**TASK STATEMENT**
Count how many lines contain the word "like". Respond with the number alone.

------------------------------------------------

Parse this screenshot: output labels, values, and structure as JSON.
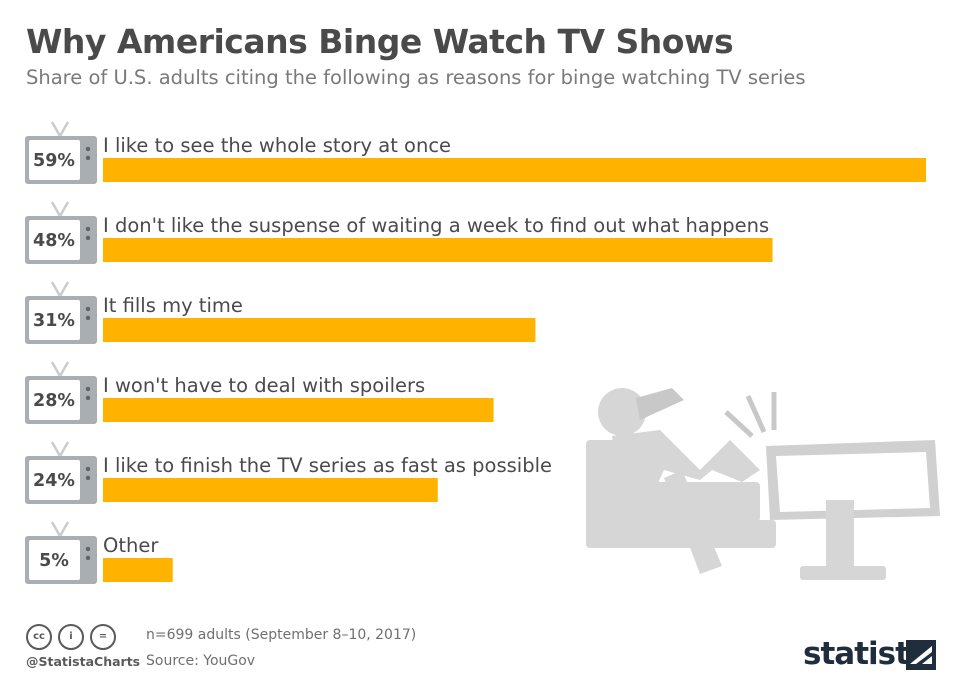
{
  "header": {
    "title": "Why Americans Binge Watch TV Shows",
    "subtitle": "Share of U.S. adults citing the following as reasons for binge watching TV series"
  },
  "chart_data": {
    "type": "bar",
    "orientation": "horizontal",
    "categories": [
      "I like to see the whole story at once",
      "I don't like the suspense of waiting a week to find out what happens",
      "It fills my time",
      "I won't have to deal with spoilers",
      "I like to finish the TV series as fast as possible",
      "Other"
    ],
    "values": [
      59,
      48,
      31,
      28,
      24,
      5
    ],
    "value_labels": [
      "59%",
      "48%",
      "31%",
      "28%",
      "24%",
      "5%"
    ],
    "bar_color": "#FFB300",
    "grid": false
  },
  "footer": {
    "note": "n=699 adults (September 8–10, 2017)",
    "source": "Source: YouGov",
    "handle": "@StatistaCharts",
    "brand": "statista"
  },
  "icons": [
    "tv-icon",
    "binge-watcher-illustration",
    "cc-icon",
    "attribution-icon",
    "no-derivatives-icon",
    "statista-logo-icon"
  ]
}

------------------------------------------------

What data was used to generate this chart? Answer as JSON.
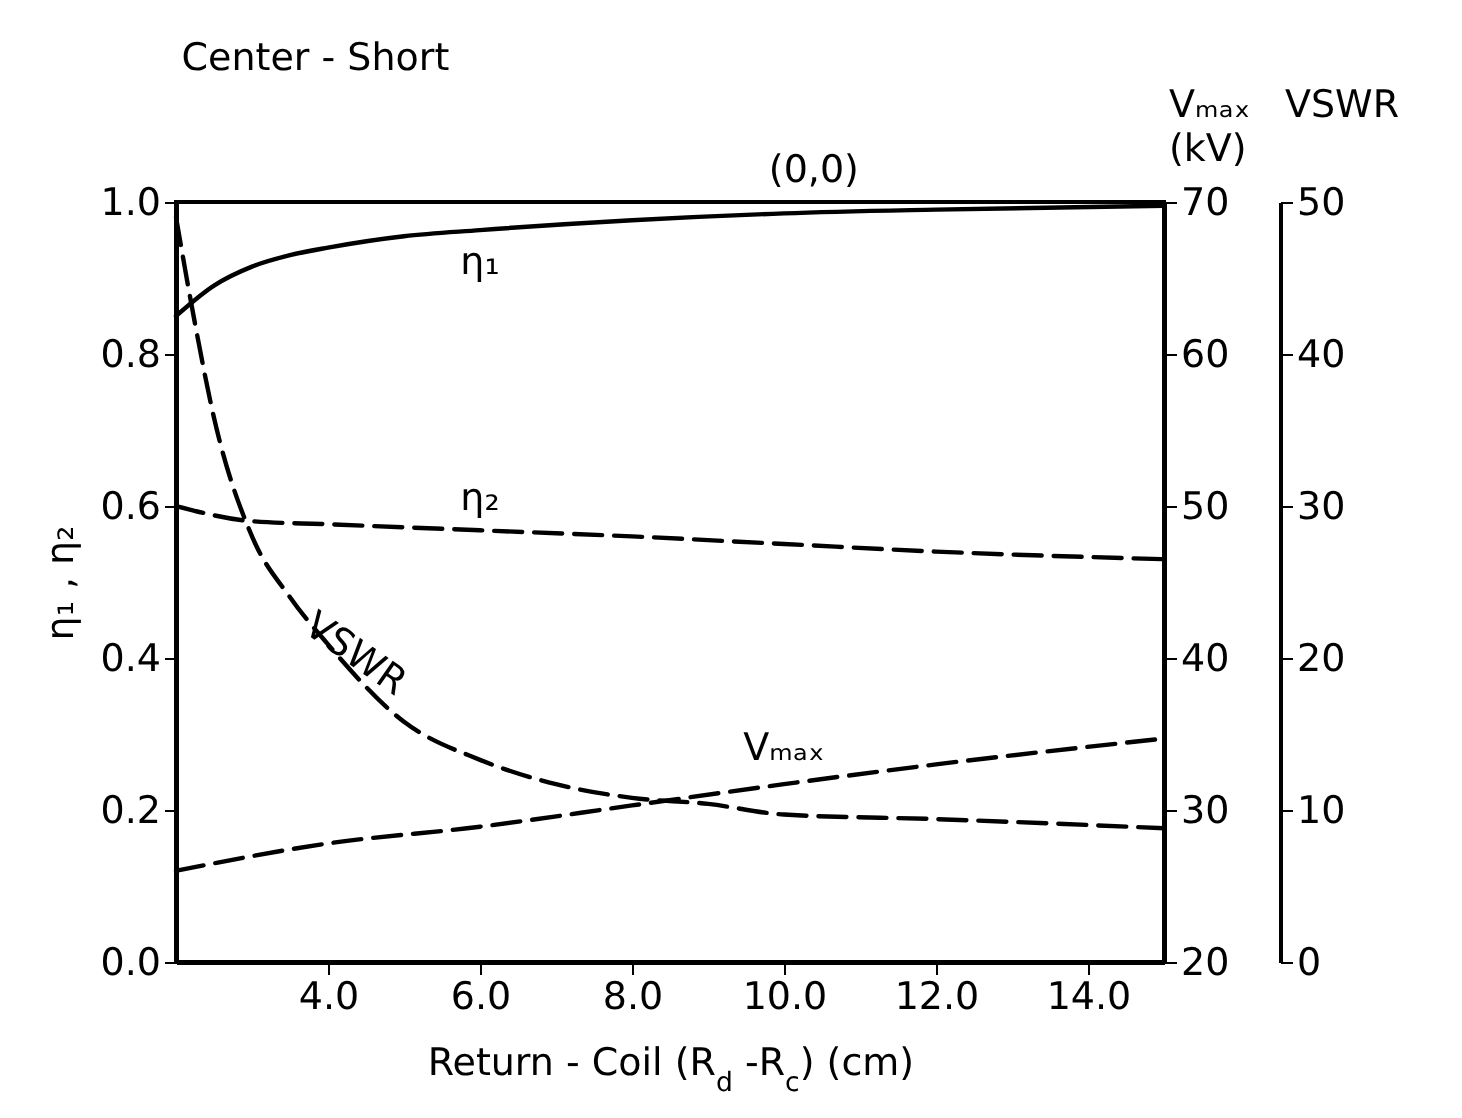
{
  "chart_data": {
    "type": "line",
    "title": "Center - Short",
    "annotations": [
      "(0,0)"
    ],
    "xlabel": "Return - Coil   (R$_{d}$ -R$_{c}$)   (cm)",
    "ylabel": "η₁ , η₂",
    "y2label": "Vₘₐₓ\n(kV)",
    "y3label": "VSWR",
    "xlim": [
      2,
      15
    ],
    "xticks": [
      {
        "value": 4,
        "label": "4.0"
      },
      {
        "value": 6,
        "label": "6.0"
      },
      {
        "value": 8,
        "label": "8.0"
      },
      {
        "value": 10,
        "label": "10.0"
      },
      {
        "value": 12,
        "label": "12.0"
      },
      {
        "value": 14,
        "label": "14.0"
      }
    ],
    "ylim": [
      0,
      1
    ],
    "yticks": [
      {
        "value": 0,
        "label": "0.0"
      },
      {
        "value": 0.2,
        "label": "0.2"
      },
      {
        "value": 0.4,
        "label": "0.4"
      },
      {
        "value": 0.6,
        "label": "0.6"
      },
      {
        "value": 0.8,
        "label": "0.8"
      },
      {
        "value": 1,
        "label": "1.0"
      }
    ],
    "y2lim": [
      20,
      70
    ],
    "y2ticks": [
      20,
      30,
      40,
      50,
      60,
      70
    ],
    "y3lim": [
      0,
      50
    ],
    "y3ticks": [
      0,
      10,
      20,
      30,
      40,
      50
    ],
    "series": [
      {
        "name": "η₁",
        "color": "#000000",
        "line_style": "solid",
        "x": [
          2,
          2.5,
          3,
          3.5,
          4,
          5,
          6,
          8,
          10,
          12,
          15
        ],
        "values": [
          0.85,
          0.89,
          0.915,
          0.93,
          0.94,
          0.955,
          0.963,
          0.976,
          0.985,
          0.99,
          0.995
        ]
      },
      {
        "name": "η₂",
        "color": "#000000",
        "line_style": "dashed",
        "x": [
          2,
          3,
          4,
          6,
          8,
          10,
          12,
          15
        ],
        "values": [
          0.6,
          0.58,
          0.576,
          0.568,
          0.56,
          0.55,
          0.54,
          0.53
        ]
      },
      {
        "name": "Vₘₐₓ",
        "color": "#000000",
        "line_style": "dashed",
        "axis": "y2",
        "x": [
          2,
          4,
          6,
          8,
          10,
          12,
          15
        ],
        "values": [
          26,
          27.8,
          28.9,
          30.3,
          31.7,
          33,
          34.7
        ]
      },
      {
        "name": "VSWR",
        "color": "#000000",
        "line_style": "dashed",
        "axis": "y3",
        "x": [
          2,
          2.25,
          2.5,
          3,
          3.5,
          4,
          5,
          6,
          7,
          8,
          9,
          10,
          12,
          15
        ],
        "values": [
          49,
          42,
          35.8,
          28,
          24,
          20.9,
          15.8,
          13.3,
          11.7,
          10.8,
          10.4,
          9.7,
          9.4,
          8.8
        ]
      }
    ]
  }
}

------------------------------------------------

**TASK SOLUTION**
3